* [INSTRUCTION]
Without the images, output each record below as it stands.

=== SUPPLIED DATA ===

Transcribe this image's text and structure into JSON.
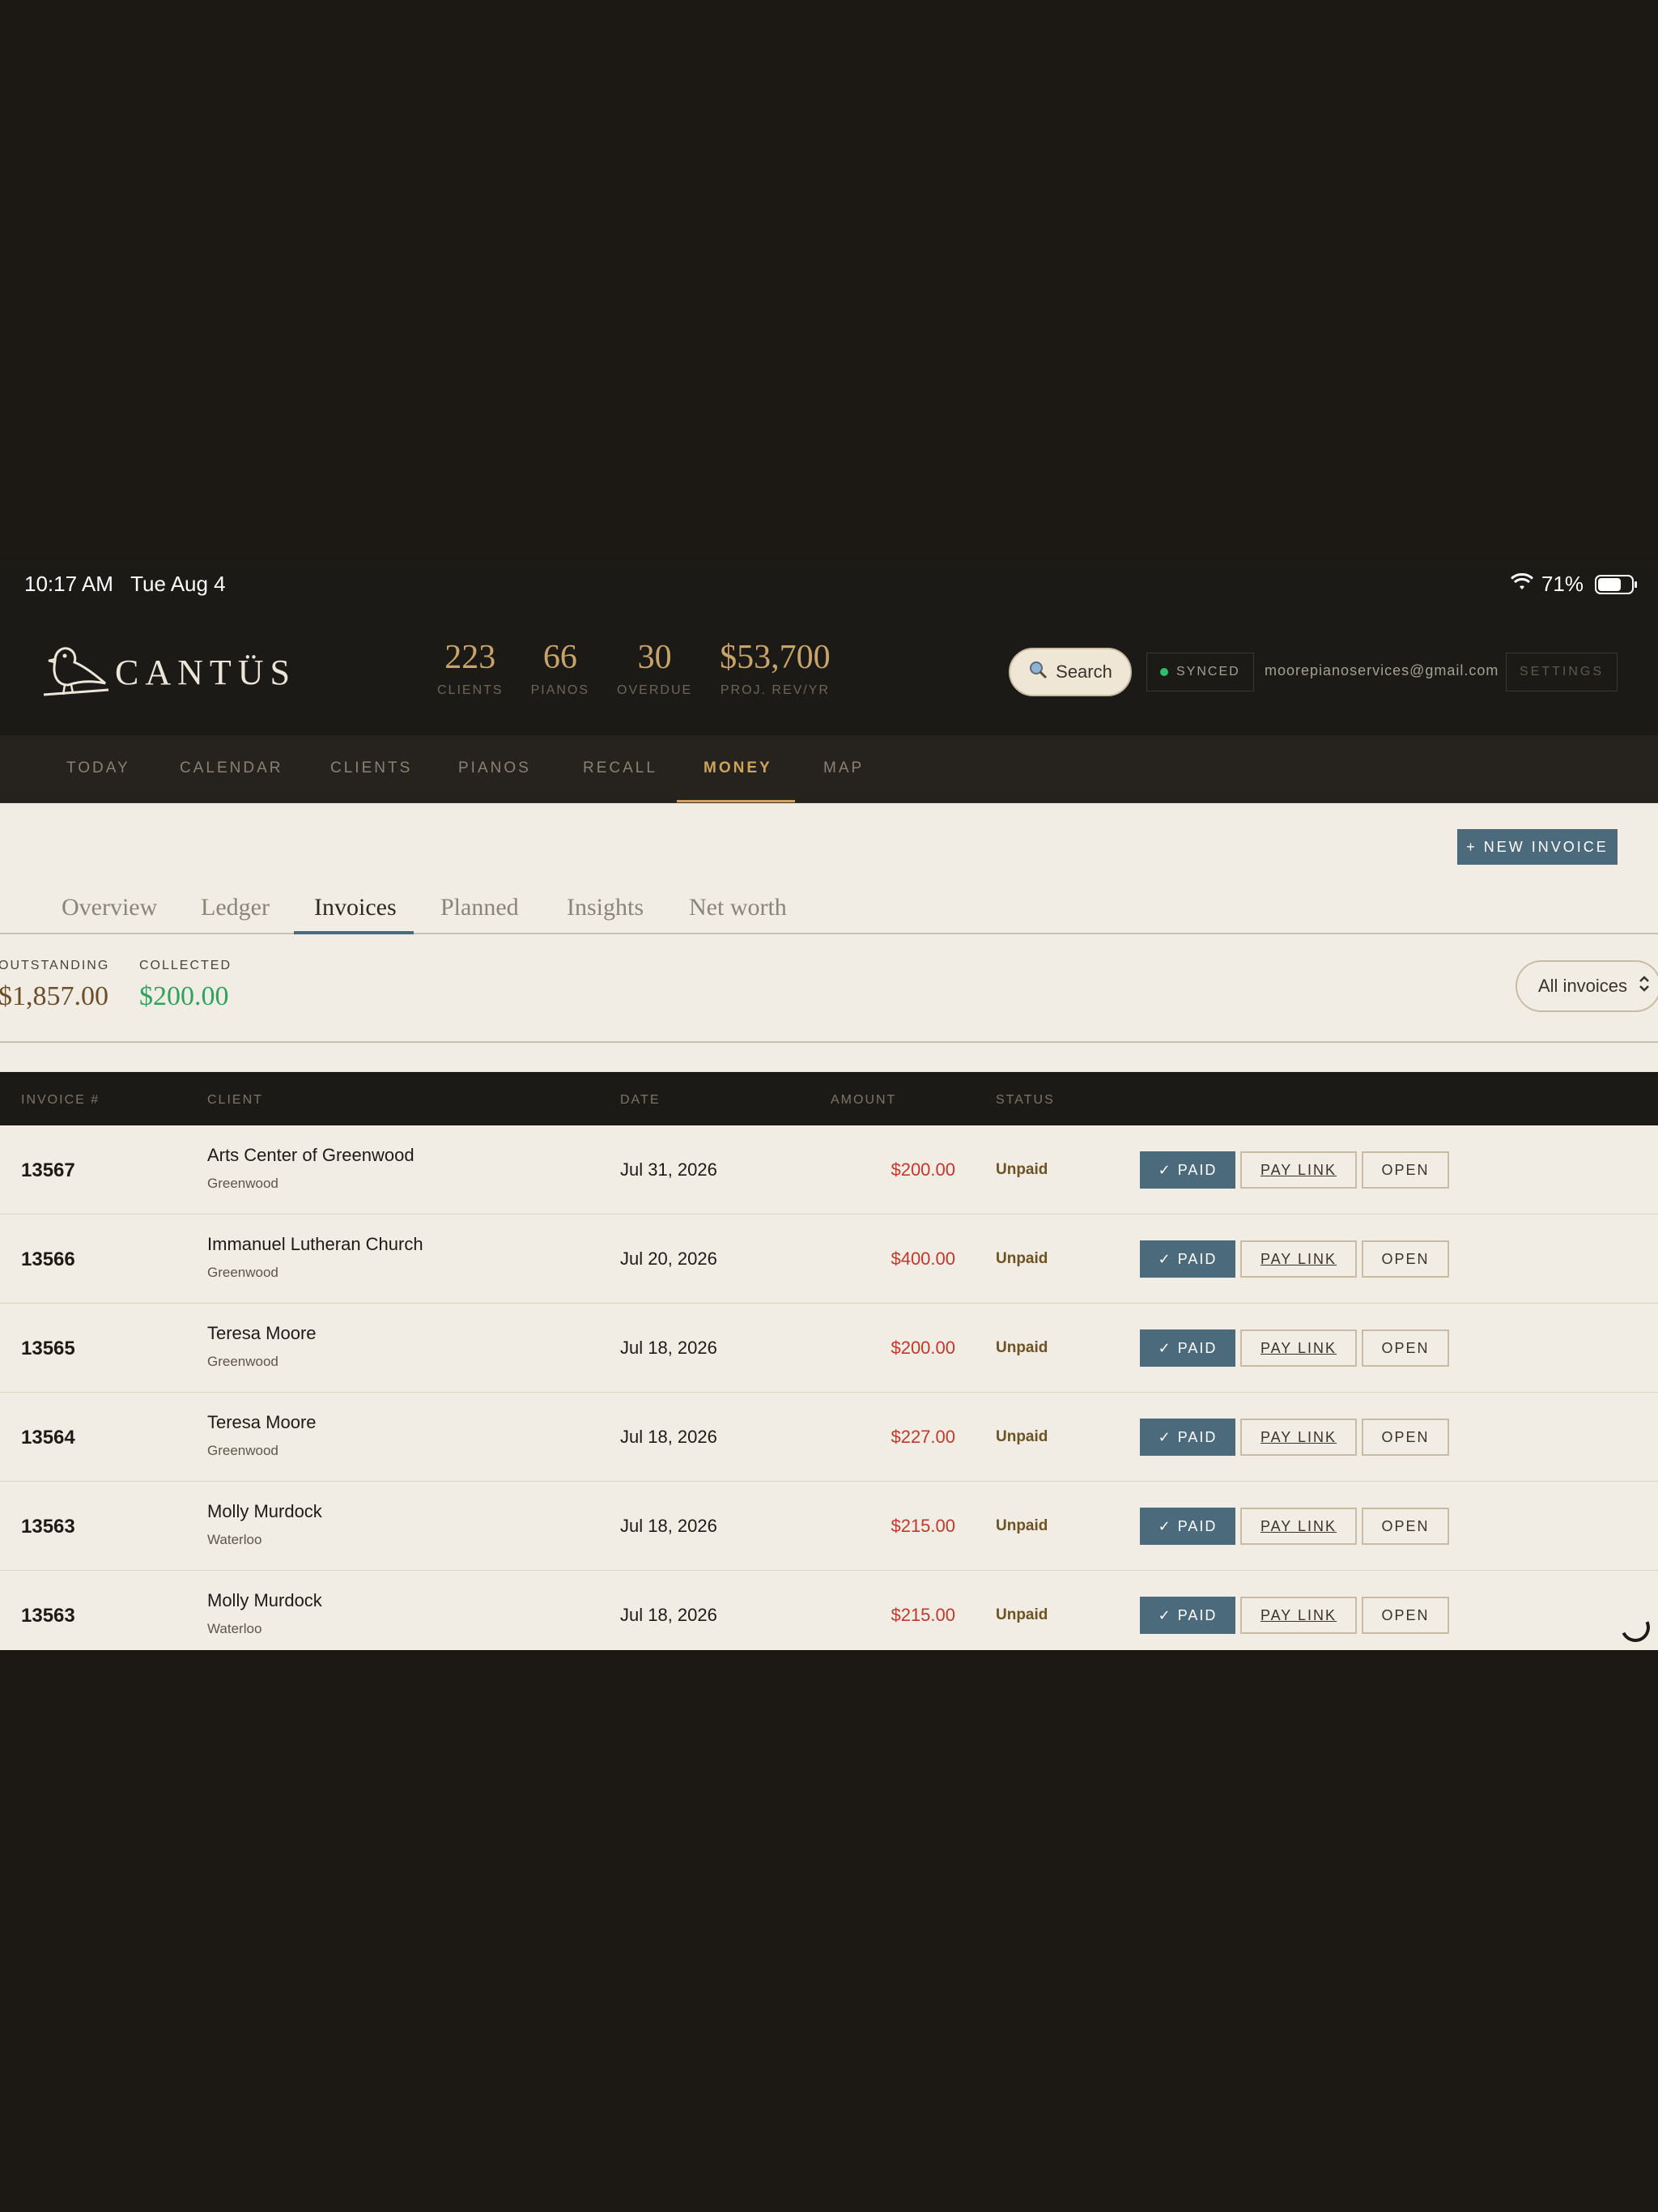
{
  "status_bar": {
    "time": "10:17 AM",
    "date": "Tue Aug 4",
    "battery": "71%"
  },
  "header": {
    "logo": "CANTÜS",
    "stats": [
      {
        "value": "223",
        "label": "CLIENTS"
      },
      {
        "value": "66",
        "label": "PIANOS"
      },
      {
        "value": "30",
        "label": "OVERDUE"
      },
      {
        "value": "$53,700",
        "label": "PROJ. REV/YR"
      }
    ],
    "search_label": "Search",
    "sync_label": "SYNCED",
    "email": "moorepianoservices@gmail.com",
    "settings_label": "SETTINGS"
  },
  "nav": {
    "items": [
      "TODAY",
      "CALENDAR",
      "CLIENTS",
      "PIANOS",
      "RECALL",
      "MONEY",
      "MAP"
    ],
    "active": "MONEY"
  },
  "money": {
    "new_invoice_label": "+ NEW INVOICE",
    "subtabs": [
      "Overview",
      "Ledger",
      "Invoices",
      "Planned",
      "Insights",
      "Net worth"
    ],
    "active_subtab": "Invoices",
    "summary": {
      "outstanding_label": "OUTSTANDING",
      "outstanding_value": "$1,857.00",
      "collected_label": "COLLECTED",
      "collected_value": "$200.00"
    },
    "filter": {
      "selected": "All invoices"
    },
    "table": {
      "headers": [
        "INVOICE #",
        "CLIENT",
        "DATE",
        "AMOUNT",
        "STATUS"
      ],
      "actions": {
        "paid": "✓ PAID",
        "pay_link": "PAY LINK",
        "open": "OPEN"
      },
      "rows": [
        {
          "number": "13567",
          "client": "Arts Center of Greenwood",
          "city": "Greenwood",
          "date": "Jul 31, 2026",
          "amount": "$200.00",
          "status": "Unpaid"
        },
        {
          "number": "13566",
          "client": "Immanuel Lutheran Church",
          "city": "Greenwood",
          "date": "Jul 20, 2026",
          "amount": "$400.00",
          "status": "Unpaid"
        },
        {
          "number": "13565",
          "client": "Teresa Moore",
          "city": "Greenwood",
          "date": "Jul 18, 2026",
          "amount": "$200.00",
          "status": "Unpaid"
        },
        {
          "number": "13564",
          "client": "Teresa Moore",
          "city": "Greenwood",
          "date": "Jul 18, 2026",
          "amount": "$227.00",
          "status": "Unpaid"
        },
        {
          "number": "13563",
          "client": "Molly Murdock",
          "city": "Waterloo",
          "date": "Jul 18, 2026",
          "amount": "$215.00",
          "status": "Unpaid"
        },
        {
          "number": "13563",
          "client": "Molly Murdock",
          "city": "Waterloo",
          "date": "Jul 18, 2026",
          "amount": "$215.00",
          "status": "Unpaid"
        }
      ]
    }
  },
  "colors": {
    "accent_gold": "#c8a46a",
    "nav_active": "#d0a35c",
    "primary_blue": "#4b6b7c",
    "amount_red": "#c0392b",
    "collected_green": "#2ea35a",
    "synced_green": "#2dbe6c"
  }
}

===

* [RESPONSE TO THE EXERCISE]
Transcribe this image's text and structure into JSON.
{
  "status_bar": {
    "time": "10:17 AM",
    "date": "Tue Aug 4",
    "battery": "71%"
  },
  "header": {
    "logo": "CANTÜS",
    "stats": [
      {
        "value": "223",
        "label": "CLIENTS"
      },
      {
        "value": "66",
        "label": "PIANOS"
      },
      {
        "value": "30",
        "label": "OVERDUE"
      },
      {
        "value": "$53,700",
        "label": "PROJ. REV/YR"
      }
    ],
    "search_label": "Search",
    "sync_label": "SYNCED",
    "email": "moorepianoservices@gmail.com",
    "settings_label": "SETTINGS"
  },
  "nav": {
    "items": [
      "TODAY",
      "CALENDAR",
      "CLIENTS",
      "PIANOS",
      "RECALL",
      "MONEY",
      "MAP"
    ],
    "active": "MONEY"
  },
  "money": {
    "new_invoice_label": "+ NEW INVOICE",
    "subtabs": [
      "Overview",
      "Ledger",
      "Invoices",
      "Planned",
      "Insights",
      "Net worth"
    ],
    "active_subtab": "Invoices",
    "summary": {
      "outstanding_label": "OUTSTANDING",
      "outstanding_value": "$1,857.00",
      "collected_label": "COLLECTED",
      "collected_value": "$200.00"
    },
    "filter": {
      "selected": "All invoices"
    },
    "table": {
      "headers": [
        "INVOICE #",
        "CLIENT",
        "DATE",
        "AMOUNT",
        "STATUS"
      ],
      "actions": {
        "paid": "✓ PAID",
        "pay_link": "PAY LINK",
        "open": "OPEN"
      },
      "rows": [
        {
          "number": "13567",
          "client": "Arts Center of Greenwood",
          "city": "Greenwood",
          "date": "Jul 31, 2026",
          "amount": "$200.00",
          "status": "Unpaid"
        },
        {
          "number": "13566",
          "client": "Immanuel Lutheran Church",
          "city": "Greenwood",
          "date": "Jul 20, 2026",
          "amount": "$400.00",
          "status": "Unpaid"
        },
        {
          "number": "13565",
          "client": "Teresa Moore",
          "city": "Greenwood",
          "date": "Jul 18, 2026",
          "amount": "$200.00",
          "status": "Unpaid"
        },
        {
          "number": "13564",
          "client": "Teresa Moore",
          "city": "Greenwood",
          "date": "Jul 18, 2026",
          "amount": "$227.00",
          "status": "Unpaid"
        },
        {
          "number": "13563",
          "client": "Molly Murdock",
          "city": "Waterloo",
          "date": "Jul 18, 2026",
          "amount": "$215.00",
          "status": "Unpaid"
        },
        {
          "number": "13563",
          "client": "Molly Murdock",
          "city": "Waterloo",
          "date": "Jul 18, 2026",
          "amount": "$215.00",
          "status": "Unpaid"
        }
      ]
    }
  },
  "colors": {
    "accent_gold": "#c8a46a",
    "nav_active": "#d0a35c",
    "primary_blue": "#4b6b7c",
    "amount_red": "#c0392b",
    "collected_green": "#2ea35a",
    "synced_green": "#2dbe6c"
  }
}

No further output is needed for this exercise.